- _TAREFA PROPOSTA_: Dê continuidade à crítica do filme de animação, começando logo após a última frase do trecho.

Enquanto as grandes produções buscam os traços realistas (como o cabelo ultra
natural do príncipe de Shrek, ou a grande expressividade do robô Wall-E) para
compor mundos mágicos, este filme faz o caminho inverso: usa traços que beiram
o surreal para falar de um Brasil bastante palpável e contemporâneo.
- A história, sabiamente contada sem
palavra alguma (algo que pode facilitar a exportação do filme), mostra uma
criança pobre cujo pai abandona a família para ir trabalhar em algum lugar
distante. O cenário familiar é rural, mas o mundo para onde partem os adultos é
o da cidade grande. Estes ambientes – personagens centrais à trama – ganham uma
caracterização expressiva e inteligente: enquanto o campo é simbolizado por
pequenos traços coloridos (referente à grama, à felicidade), a cidade é uma
mistura cinzenta de pesadelo futurista (com favelas em formas de cones) e
pastiche do capitalismo (outdoors, televisores por todos os lados). O trem que
atravessa a fazenda nada mais é do que um monstro gigantesco, como uma
serpente, que engole os adultos e depois desaparece no espaço branco, sem
devolvê-los mais.

- _DADOS FORNECIDOS_:
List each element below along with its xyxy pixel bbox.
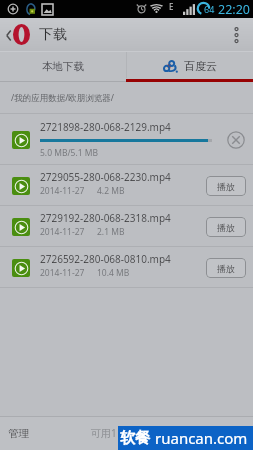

- _RESULTADO DO EXERCÍCIO_:
- Com um ritmo agradável, sem apelar
para a montagem frenética das animações infantis hollywoodianas, o diretor Alê
Abreu dedica-se a representar de maneira lúdica os espaços e as configurações
do mundo contemporâneo. A exploração dos agricultores, a falência das fábricas,
a tristeza dos tecelões, a precariedade dos artistas de rua, a falta de
estrutura nas comunidades carentes, o regime militar... Tudo é retratado de
modo a misturar o sonho (a bela música das favelas) com o pesadelo (os tanques
de guerra, transformados em animais gigantescos). Os pobres são humanizados ao
máximo, com a câmera próxima dos pequenos traços que representam os seus olhos
tristes, já os poderosos estão escondidos atrás de tanques e veículos potentes.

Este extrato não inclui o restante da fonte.